> [SUPPLIED DATA]:
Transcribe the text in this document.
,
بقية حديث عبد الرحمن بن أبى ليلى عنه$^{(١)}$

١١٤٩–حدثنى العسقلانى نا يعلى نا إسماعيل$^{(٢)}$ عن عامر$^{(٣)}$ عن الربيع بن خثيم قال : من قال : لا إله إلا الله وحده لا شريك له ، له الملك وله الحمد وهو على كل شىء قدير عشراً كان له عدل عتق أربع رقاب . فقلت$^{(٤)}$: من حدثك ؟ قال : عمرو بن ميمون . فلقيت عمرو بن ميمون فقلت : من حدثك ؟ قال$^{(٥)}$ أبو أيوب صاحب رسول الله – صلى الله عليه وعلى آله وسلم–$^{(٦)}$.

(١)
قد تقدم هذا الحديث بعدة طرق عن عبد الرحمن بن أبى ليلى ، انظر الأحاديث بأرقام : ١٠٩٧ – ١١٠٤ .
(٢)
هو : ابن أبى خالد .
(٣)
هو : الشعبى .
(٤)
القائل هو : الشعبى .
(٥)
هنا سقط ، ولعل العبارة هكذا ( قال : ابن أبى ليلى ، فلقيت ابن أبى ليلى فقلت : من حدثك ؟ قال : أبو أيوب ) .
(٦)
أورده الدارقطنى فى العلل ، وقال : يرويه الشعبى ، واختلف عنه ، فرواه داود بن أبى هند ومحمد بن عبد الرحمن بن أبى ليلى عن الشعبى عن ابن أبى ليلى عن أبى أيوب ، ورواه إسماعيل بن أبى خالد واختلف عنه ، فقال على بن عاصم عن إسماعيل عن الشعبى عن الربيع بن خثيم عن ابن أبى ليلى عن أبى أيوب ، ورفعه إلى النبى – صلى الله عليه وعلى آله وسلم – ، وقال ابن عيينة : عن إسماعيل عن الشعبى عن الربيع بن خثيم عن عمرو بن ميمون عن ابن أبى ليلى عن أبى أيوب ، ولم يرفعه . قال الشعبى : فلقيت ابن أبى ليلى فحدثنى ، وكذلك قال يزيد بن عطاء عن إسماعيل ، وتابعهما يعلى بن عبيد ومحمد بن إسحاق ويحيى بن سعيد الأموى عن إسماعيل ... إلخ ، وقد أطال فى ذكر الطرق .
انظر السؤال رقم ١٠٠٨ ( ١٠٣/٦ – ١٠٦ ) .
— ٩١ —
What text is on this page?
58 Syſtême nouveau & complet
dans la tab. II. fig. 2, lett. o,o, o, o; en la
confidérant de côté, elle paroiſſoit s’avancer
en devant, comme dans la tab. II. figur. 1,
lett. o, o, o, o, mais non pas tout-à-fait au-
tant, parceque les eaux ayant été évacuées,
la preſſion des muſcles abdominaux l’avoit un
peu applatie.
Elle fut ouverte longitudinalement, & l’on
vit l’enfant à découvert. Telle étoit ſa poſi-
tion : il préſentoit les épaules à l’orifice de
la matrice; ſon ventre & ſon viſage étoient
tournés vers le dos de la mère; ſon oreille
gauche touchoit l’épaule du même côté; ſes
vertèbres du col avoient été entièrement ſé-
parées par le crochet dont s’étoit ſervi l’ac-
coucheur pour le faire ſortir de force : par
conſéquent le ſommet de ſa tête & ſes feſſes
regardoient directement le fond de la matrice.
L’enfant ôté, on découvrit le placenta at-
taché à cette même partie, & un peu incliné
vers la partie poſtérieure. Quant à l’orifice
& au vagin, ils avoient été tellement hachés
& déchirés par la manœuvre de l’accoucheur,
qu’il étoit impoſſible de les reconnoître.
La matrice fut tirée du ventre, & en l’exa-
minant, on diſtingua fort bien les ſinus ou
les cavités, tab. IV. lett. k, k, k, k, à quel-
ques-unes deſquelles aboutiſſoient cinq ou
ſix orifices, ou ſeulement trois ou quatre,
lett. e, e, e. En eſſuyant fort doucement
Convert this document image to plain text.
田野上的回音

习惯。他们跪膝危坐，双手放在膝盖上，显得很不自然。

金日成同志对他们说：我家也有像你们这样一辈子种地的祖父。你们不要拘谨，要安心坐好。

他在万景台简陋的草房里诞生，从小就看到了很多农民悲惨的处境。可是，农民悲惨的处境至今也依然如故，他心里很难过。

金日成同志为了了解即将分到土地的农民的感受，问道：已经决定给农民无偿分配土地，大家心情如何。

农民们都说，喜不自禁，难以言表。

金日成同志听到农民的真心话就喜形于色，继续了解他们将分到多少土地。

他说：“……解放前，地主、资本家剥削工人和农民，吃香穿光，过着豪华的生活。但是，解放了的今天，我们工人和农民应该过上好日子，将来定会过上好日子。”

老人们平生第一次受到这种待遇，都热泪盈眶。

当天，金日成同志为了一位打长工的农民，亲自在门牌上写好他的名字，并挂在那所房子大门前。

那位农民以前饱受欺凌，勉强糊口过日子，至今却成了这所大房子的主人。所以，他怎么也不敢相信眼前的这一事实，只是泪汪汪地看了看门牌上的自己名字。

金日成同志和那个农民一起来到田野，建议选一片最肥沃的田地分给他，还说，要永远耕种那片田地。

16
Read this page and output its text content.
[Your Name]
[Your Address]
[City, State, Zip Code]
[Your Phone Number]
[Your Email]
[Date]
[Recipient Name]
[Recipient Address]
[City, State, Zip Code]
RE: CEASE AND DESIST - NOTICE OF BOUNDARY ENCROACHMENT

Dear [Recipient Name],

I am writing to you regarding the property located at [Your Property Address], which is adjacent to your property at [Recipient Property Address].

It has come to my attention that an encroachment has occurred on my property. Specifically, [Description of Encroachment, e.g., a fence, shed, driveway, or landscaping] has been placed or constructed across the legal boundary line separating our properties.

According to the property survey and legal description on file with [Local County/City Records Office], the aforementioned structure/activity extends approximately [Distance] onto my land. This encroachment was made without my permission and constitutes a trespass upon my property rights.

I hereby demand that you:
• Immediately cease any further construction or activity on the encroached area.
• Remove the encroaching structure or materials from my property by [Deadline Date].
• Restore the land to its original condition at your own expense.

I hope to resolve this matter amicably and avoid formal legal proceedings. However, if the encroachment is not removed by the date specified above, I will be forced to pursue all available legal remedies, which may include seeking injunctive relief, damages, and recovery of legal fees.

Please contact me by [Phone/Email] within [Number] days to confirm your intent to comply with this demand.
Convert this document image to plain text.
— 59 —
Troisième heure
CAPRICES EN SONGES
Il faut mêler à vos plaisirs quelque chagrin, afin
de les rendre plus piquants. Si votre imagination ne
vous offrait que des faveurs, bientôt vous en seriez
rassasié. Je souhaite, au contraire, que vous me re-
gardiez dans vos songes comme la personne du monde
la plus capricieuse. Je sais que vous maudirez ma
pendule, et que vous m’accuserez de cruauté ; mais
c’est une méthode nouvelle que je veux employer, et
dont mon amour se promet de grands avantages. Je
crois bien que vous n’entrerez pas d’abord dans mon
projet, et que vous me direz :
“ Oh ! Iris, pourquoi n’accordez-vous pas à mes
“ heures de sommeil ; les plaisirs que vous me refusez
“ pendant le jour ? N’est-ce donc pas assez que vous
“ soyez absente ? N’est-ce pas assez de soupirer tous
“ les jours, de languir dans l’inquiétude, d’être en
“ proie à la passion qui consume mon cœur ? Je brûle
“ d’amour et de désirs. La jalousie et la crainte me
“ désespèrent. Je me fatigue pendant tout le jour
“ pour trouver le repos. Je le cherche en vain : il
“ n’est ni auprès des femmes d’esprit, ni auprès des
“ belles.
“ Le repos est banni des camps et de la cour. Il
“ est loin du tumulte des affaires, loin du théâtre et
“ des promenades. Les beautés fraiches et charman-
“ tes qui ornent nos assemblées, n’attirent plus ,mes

> [WHAT NEEDS TO BE DONE]:
Copy each line from the data above that includes "فقلت".

> [THE RESULT]:
١١٤٩–حدثنى العسقلانى نا يعلى نا إسماعيل$^{(٢)}$ عن عامر$^{(٣)}$ عن الربيع بن خثيم قال : من قال : لا إله إلا الله وحده لا شريك له ، له الملك وله الحمد وهو على كل شىء قدير عشراً كان له عدل عتق أربع رقاب . فقلت$^{(٤)}$: من حدثك ؟ قال : عمرو بن ميمون . فلقيت عمرو بن ميمون فقلت : من حدثك ؟ قال$^{(٥)}$ أبو أيوب صاحب رسول الله – صلى الله عليه وعلى آله وسلم–$^{(٦)}$.
هنا سقط ، ولعل العبارة هكذا ( قال : ابن أبى ليلى ، فلقيت ابن أبى ليلى فقلت : من حدثك ؟ قال : أبو أيوب ) .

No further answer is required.